··· Source document

Nourredine Yagoubi (born 8 January 1974) is an Algerian judoka.

Yagoubi represented Algeria at the 2000 Summer Olympics in Sydney and the 2004 Summer Olympics in Athens. In Sydney he competed in the Men's 73 kg weight category. Yagoubi's first bout was against Kouami Sacha Denanyoh of Togo, this bout Yagoubi was the victor. In the second round of competition, Yagoubi faced eventual silver medalists Tiago Camilo of Brazil, this bout Yagoubi lost but he was later put through to the repechages. Yagoubi's first repechage bout was against Israel's Gil Offer and Yougabi won, proceeding to the next round. In his second repechage bout, Yagoubi lost to Michel Almeida of Portugal and this was his final bout of the games.

······
··· Records provided

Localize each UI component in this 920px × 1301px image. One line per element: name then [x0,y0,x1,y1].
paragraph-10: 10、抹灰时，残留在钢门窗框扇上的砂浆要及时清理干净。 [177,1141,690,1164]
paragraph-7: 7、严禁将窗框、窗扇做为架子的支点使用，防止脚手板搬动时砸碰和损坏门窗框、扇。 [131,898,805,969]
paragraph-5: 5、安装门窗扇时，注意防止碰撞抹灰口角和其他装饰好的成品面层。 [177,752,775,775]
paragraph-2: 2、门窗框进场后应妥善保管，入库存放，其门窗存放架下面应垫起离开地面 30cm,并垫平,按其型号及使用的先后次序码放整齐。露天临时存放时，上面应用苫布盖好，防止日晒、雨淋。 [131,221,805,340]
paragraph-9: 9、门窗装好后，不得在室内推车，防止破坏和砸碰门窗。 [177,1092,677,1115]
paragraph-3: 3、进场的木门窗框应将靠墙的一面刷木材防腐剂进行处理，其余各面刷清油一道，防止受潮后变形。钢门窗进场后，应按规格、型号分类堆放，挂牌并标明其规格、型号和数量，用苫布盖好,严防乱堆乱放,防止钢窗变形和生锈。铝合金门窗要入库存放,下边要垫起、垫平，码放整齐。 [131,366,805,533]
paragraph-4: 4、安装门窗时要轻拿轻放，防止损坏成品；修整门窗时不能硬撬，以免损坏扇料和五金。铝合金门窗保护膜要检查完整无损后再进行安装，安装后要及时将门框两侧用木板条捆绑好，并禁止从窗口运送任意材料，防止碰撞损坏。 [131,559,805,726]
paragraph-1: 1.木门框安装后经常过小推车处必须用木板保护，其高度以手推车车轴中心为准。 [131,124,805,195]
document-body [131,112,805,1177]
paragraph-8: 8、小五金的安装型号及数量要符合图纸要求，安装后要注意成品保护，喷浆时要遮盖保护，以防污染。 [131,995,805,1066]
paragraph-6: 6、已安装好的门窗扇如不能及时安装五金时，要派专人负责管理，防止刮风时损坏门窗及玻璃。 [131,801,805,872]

······

**Short problem 1**:
Name every opponent Yagoubi faced at the Sydney Games, as listed in the Nourredine Yagoubi article.
**Short problem 2**:
Repeat word for word the passage of the Nourredine Yagoubi article from "Yagoubi represented Algeria" to "of the games.".
**Short problem 3**:
Based on the Nourredine Yagoubi article, mark each statement yes or no and quote the words that decide it: (a) In Sydney, Yagoubi competed in the Men's 73 kg category. (b) Yagoubi lost his first bout in Sydney. (c) Tiago Camilo went on to win the gold medal.

**Written solution 1**:
Kouami Sacha Denanyoh of Togo, Tiago Camilo of Brazil, Gil Offer of Israel, Michel Almeida of Portugal

**Written solution 2**:
Yagoubi represented Algeria at the 2000 Summer Olympics in Sydney and the 2004 Summer Olympics in Athens. In Sydney he competed in the Men's 73 kg weight category. Yagoubi's first bout was against Kouami Sacha Denanyoh of Togo, this bout Yagoubi was the victor. In the second round of competition, Yagoubi faced eventual silver medalists Tiago Camilo of Brazil, this bout Yagoubi lost but he was later put through to the repechages. Yagoubi's first repechage bout was against Israel's Gil Offer and Yougabi won, proceeding to the next round. In his second repechage bout, Yagoubi lost to Michel Almeida of Portugal and this was his final bout of the games.

**Written solution 3**:
(a) Yes: "In Sydney he competed in the Men's 73 kg weight category."
(b) No: "Yagoubi's first bout was against Kouami Sacha Denanyoh of Togo, this bout Yagoubi was the victor."
(c) No: "Yagoubi faced eventual silver medalists Tiago Camilo of Brazil"